■ Reading passage ■

During 2008 for the full year, strong cash margins and record production led the way to record results. The result of the company's investments also was excellent and cash costs continued their path down in the face of a very inflationary time for the industry. The decreased industry leading levels and cash costs combined with a very solid F&B cost, once again demonstrated that Forest has a terrific operational group that composed superior performance metrics even in tough environments.

In 2008, we set the following financial performance records

Adjusted earnings of 372 million, up 67% from last year's record, adjusted EBITDA of 1.3 billion, up 46% from last year's record and adjusted discretionary cash flow of 12.56 a share up almost 300% from last year's record.

Our 2008 investment results were strong as well and Craig will talk more about them in a bit. With all in FD&A of about $2.61 a unit and growing reserves 26% and continuing to add in our core and sell our non core assets, we substantially grew and upgraded our reserve base.

■ Problem 1 ■
Locate each line in the records containing the string "signature", and copy those lines.

[Listings of boxed layout items]
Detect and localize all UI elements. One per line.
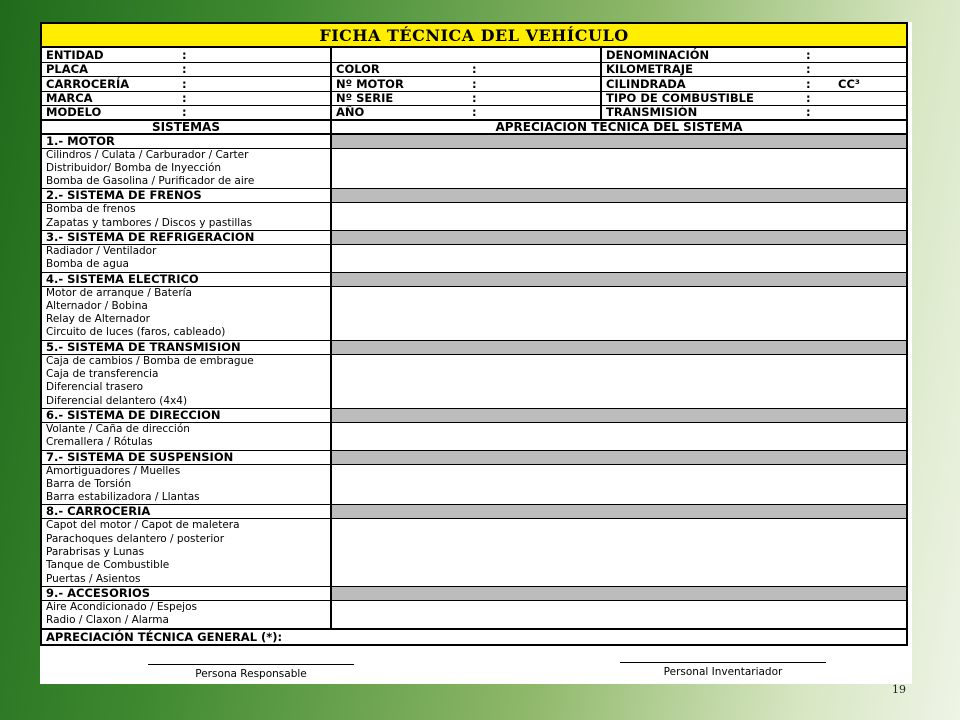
header-field-c2[interactable] [332, 77, 602, 91]
appraisal-field[interactable] [332, 601, 906, 628]
system-item: Amortiguadores / Muelles [46, 464, 181, 477]
vehicle-technical-form [40, 22, 908, 646]
system-items [42, 587, 332, 628]
appraisal-header-bar [332, 231, 906, 245]
header-field-c2[interactable] [332, 48, 602, 62]
system-section [42, 231, 906, 273]
field-label: PLACA [46, 62, 88, 76]
vehicle-header-fields [42, 48, 906, 121]
system-section [42, 189, 906, 231]
system-heading: 2.- SISTEMA DE FRENOS [42, 189, 330, 203]
header-field-c3[interactable] [602, 48, 906, 62]
signature-responsible: Persona Responsable [148, 664, 354, 680]
header-field-c2[interactable] [332, 63, 602, 77]
header-field-c1[interactable] [42, 106, 332, 119]
header-field-c1[interactable] [42, 92, 332, 106]
system-items [42, 189, 332, 230]
field-colon: : [806, 62, 811, 76]
appraisal-header-bar [332, 135, 906, 149]
field-label: TIPO DE COMBUSTIBLE [606, 91, 754, 105]
system-heading: 7.- SISTEMA DE SUSPENSION [42, 451, 330, 465]
system-item: Diferencial trasero [46, 381, 144, 394]
system-item: Barra estabilizadora / Llantas [46, 491, 200, 504]
system-appraisal [332, 505, 906, 585]
system-items [42, 341, 332, 408]
systems-table [42, 135, 906, 629]
field-colon: : [182, 77, 187, 91]
field-label: DENOMINACIÓN [606, 48, 710, 62]
system-items [42, 409, 332, 450]
header-row [42, 106, 906, 121]
appraisal-field[interactable] [332, 203, 906, 230]
system-item: Diferencial delantero (4x4) [46, 394, 188, 407]
appraisal-header-bar [332, 505, 906, 519]
appraisal-header-bar [332, 189, 906, 203]
system-item: Tanque de Combustible [46, 559, 170, 572]
system-section [42, 135, 906, 190]
system-item: Motor de arranque / Batería [46, 286, 192, 299]
field-colon: : [182, 91, 187, 105]
system-item: Puertas / Asientos [46, 572, 141, 585]
appraisal-field[interactable] [332, 465, 906, 505]
system-item: Parabrisas y Lunas [46, 546, 145, 559]
appraisal-header-bar [332, 409, 906, 423]
header-row [42, 77, 906, 92]
system-item: Distribuidor/ Bomba de Inyección [46, 161, 222, 174]
system-item: Parachoques delantero / posterior [46, 532, 225, 545]
appraisal-field[interactable] [332, 423, 906, 450]
field-label: ENTIDAD [46, 48, 104, 62]
system-heading: 3.- SISTEMA DE REFRIGERACION [42, 231, 330, 245]
system-items [42, 273, 332, 340]
system-item: Circuito de luces (faros, cableado) [46, 326, 226, 339]
system-item: Capot del motor / Capot de maletera [46, 519, 240, 532]
field-label: TRANSMISIÓN [606, 106, 698, 119]
appraisal-field[interactable] [332, 245, 906, 272]
system-section [42, 341, 906, 409]
system-appraisal [332, 409, 906, 450]
systems-column-header: SISTEMAS [42, 121, 332, 133]
system-item: Volante / Caña de dirección [46, 422, 190, 435]
form-title: FICHA TÉCNICA DEL VEHÍCULO [42, 24, 906, 48]
system-item: Radiador / Ventilador [46, 244, 157, 257]
field-colon: : [182, 62, 187, 76]
header-field-c1[interactable] [42, 48, 332, 62]
system-items [42, 135, 332, 189]
system-item: Caja de transferencia [46, 368, 159, 381]
appraisal-field[interactable] [332, 287, 906, 340]
system-item: Cremallera / Rótulas [46, 436, 153, 449]
column-headers [42, 121, 906, 135]
system-item: Zapatas y tambores / Discos y pastillas [46, 216, 253, 229]
header-field-c1[interactable] [42, 63, 332, 77]
appraisal-header-bar [332, 273, 906, 287]
system-section [42, 409, 906, 451]
field-colon: : [182, 48, 187, 62]
system-items [42, 231, 332, 272]
system-item: Cilindros / Culata / Carburador / Carter [46, 148, 249, 161]
header-row [42, 92, 906, 107]
field-label: MARCA [46, 91, 93, 105]
system-section [42, 451, 906, 506]
system-item: Bomba de agua [46, 258, 129, 271]
system-section [42, 587, 906, 629]
system-heading: 4.- SISTEMA ELECTRICO [42, 273, 330, 287]
field-label: Nº SERIE [336, 91, 394, 105]
system-section [42, 505, 906, 586]
appraisal-header-bar [332, 341, 906, 355]
system-item: Aire Acondicionado / Espejos [46, 600, 197, 613]
header-field-c2[interactable] [332, 106, 602, 119]
system-appraisal [332, 231, 906, 272]
form-sheet [40, 22, 912, 684]
header-row [42, 63, 906, 78]
appraisal-column-header: APRECIACIÓN TÉCNICA DEL SISTEMA [495, 119, 743, 134]
system-appraisal [332, 135, 906, 189]
appraisal-field[interactable] [332, 149, 906, 189]
system-item: Alternador / Bobina [46, 299, 148, 312]
field-colon: : [472, 62, 477, 76]
header-field-c3[interactable] [602, 77, 906, 91]
field-label: KILOMETRAJE [606, 62, 693, 76]
appraisal-header-bar [332, 587, 906, 601]
field-colon: : [806, 48, 811, 62]
appraisal-field[interactable] [332, 519, 906, 585]
system-appraisal [332, 189, 906, 230]
appraisal-field[interactable] [332, 355, 906, 408]
system-item: Radio / Claxon / Alarma [46, 614, 169, 627]
system-appraisal [332, 587, 906, 628]
system-item: Bomba de Gasolina / Purificador de aire [46, 175, 255, 188]
field-colon: : [806, 91, 811, 105]
field-colon: : [806, 106, 811, 119]
field-label: Nº MOTOR [336, 77, 404, 91]
system-item: Caja de cambios / Bomba de embrague [46, 354, 254, 367]
system-section [42, 273, 906, 341]
system-appraisal [332, 273, 906, 340]
system-heading: 6.- SISTEMA DE DIRECCION [42, 409, 330, 423]
system-heading: 5.- SISTEMA DE TRANSMISION [42, 341, 330, 355]
header-field-c3[interactable] [602, 63, 906, 77]
unit-label: CC³ [838, 77, 860, 91]
field-label: AÑO [336, 106, 365, 119]
field-label: MODELO [46, 106, 102, 119]
header-field-c1[interactable] [42, 77, 332, 91]
system-item: Bomba de frenos [46, 203, 136, 216]
general-appraisal-label: APRECIACIÓN TÉCNICA GENERAL (*): [42, 629, 906, 644]
field-colon: : [472, 77, 477, 91]
appraisal-header-bar [332, 451, 906, 465]
system-item: Relay de Alternador [46, 313, 150, 326]
system-items [42, 451, 332, 505]
system-appraisal [332, 341, 906, 408]
header-field-c2[interactable] [332, 92, 602, 106]
field-label: CARROCERÍA [46, 77, 130, 91]
system-appraisal [332, 451, 906, 505]
field-colon: : [472, 106, 477, 119]
system-items [42, 505, 332, 585]
header-row [42, 48, 906, 63]
system-item: Barra de Torsión [46, 477, 132, 490]
field-colon: : [472, 91, 477, 105]
page-number: 19 [892, 683, 906, 696]
field-label: CILINDRADA [606, 77, 686, 91]
field-colon: : [806, 77, 811, 91]
field-colon: : [182, 106, 187, 119]
signature-inventory: Personal Inventariador [620, 662, 826, 678]
system-heading: 1.- MOTOR [42, 135, 330, 149]
header-field-c3[interactable] [602, 106, 906, 119]
header-field-c3[interactable] [602, 92, 906, 106]
field-label: COLOR [336, 62, 380, 76]
system-heading: 9.- ACCESORIOS [42, 587, 330, 601]
system-heading: 8.- CARROCERIA [42, 505, 330, 519]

■ Problem 2 ■
Extend the passage on Forest's 2008 results, picking up after its final sentence.

■ Task response 1 ■
signature-responsible: Persona Responsable [148, 664, 354, 680]
signature-inventory: Personal Inventariador [620, 662, 826, 678]

■ Task response 2 ■
Over the last five years, we've spent $7.1 billion, with all in FD&A of $2.34, and importantly, almost entirely spent that money in our core, while shedding almost $2 billion of assets in our non-core areas. This is a very solid performance over a number of years that positions us with scale in some of the best resource basins in the U.S.

In the fourth quarter, the fourth quarter provided significant challenges to our company as a swift and substantial decrease in commodity prices required us to take immediate action to preserve capital. The headline for the fourth quarter results is, delivered as promised results despite a 60% decrease in rigs during the past quarter. Not an easy achievement.

In the fourth quarter, we produced 565 million a day, up 9% sequentially, and of that, 4% was organic. The increase in production kept a very successful run of production increases which we projected at our analyst day last April. In the last three quarters of 2008, production grew $96 million a day or 20% of which 17% of the 20% was organic.

During the quarter, cash margins decreased 60% from 2007 levels to $3 per Mcfe, despite a 17% drop in production expense. In addition, DD&A increased to $2.93 per Mcfe due to price related revisions stripping away proved reserves in the denominator in the calculation of this expense.

EBITDA decreased 4% in the same quarter last year due to decreased margins, but offset by 15% higher volumes. Overall, the fourth quarter came in about as expected, albeit with almost a total implosion in the capital program as our backdrop.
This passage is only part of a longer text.